## begin

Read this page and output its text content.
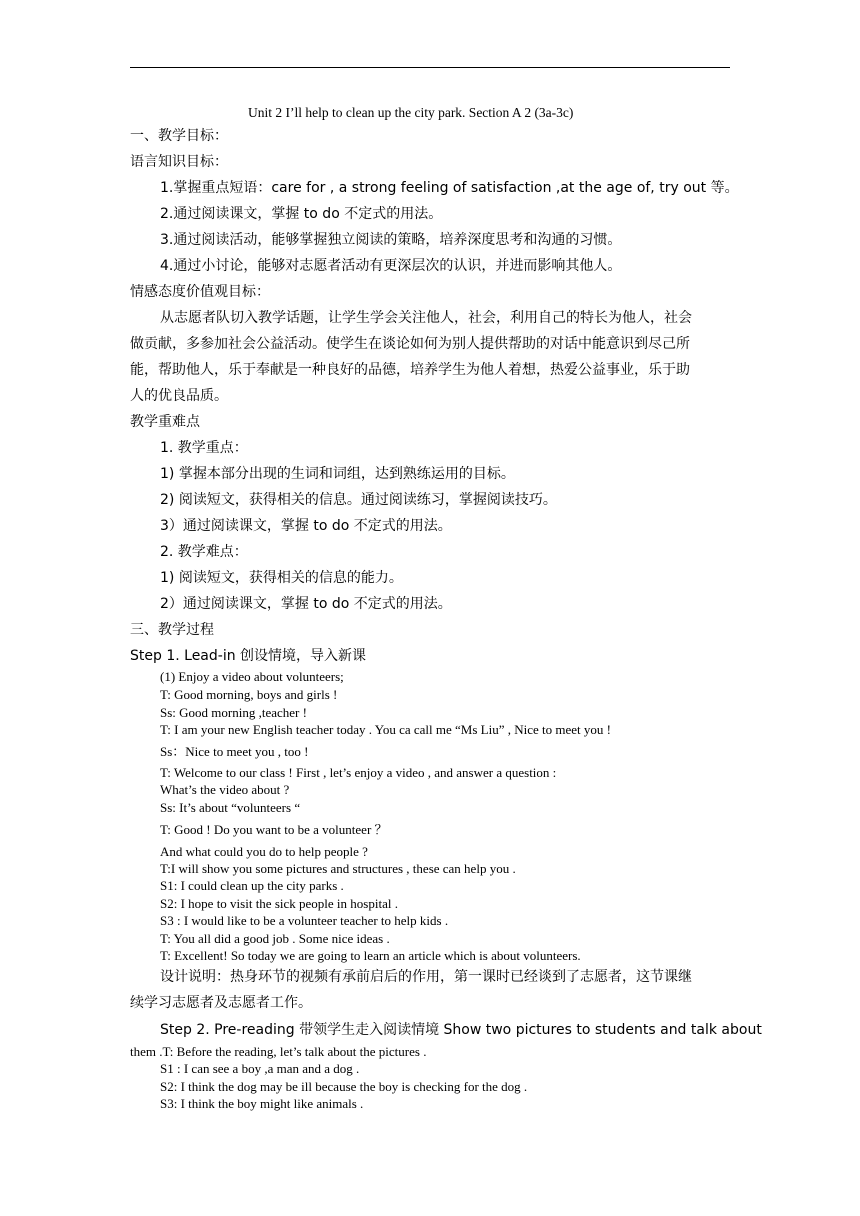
Unit 2 I’ll help to clean up the city park. Section A 2 (3a-3c)
一、教学目标：
语言知识目标：
1.掌握重点短语：care for , a strong feeling of satisfaction ,at the age of, try out 等。
2.通过阅读课文，掌握 to do 不定式的用法。
3.通过阅读活动，能够掌握独立阅读的策略，培养深度思考和沟通的习惯。
4.通过小讨论，能够对志愿者活动有更深层次的认识，并进而影响其他人。
情感态度价值观目标：
从志愿者队切入教学话题，让学生学会关注他人，社会，利用自己的特长为他人，社会
做贡献，多参加社会公益活动。使学生在谈论如何为别人提供帮助的对话中能意识到尽己所
能，帮助他人，乐于奉献是一种良好的品德，培养学生为他人着想，热爱公益事业，乐于助
人的优良品质。
教学重难点
1. 教学重点：
1) 掌握本部分出现的生词和词组，达到熟练运用的目标。
2) 阅读短文，获得相关的信息。通过阅读练习，掌握阅读技巧。
3）通过阅读课文，掌握 to do 不定式的用法。
2. 教学难点：
1) 阅读短文，获得相关的信息的能力。
2）通过阅读课文，掌握 to do 不定式的用法。
三、教学过程
Step 1. Lead-in 创设情境，导入新课
(1) Enjoy a video about volunteers;
T: Good morning, boys and girls !
Ss: Good morning ,teacher !
T: I am your new English teacher today . You ca call me “Ms Liu” , Nice to meet you !
Ss：Nice to meet you , too !
T: Welcome to our class ! First , let’s enjoy a video , and answer a question :
What’s the video about ?
Ss: It’s about “volunteers “
T: Good ! Do you want to be a volunteer ？
And what could you do to help people ?
T:I will show you some pictures and structures , these can help you .
S1: I could clean up the city parks .
S2: I hope to visit the sick people in hospital .
S3 : I would like to be a volunteer teacher to help kids .
T: You all did a good job . Some nice ideas .
T: Excellent! So today we are going to learn an article which is about volunteers.
设计说明：热身环节的视频有承前启后的作用，第一课时已经谈到了志愿者，这节课继
续学习志愿者及志愿者工作。
Step 2. Pre-reading 带领学生走入阅读情境 Show two pictures to students and talk about
them .T: Before the reading, let’s talk about the pictures .
S1 : I can see a boy ,a man and a dog .
S2: I think the dog may be ill because the boy is checking for the dog .
S3: I think the boy might like animals .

## end

> **SET PROBLEM**:
Gather each line from the entries above that includes the word "clean".

> **ANSWER TO THIS TASK**:
Unit 2 I’ll help to clean up the city park. Section A 2 (3a-3c)
S1: I could clean up the city parks .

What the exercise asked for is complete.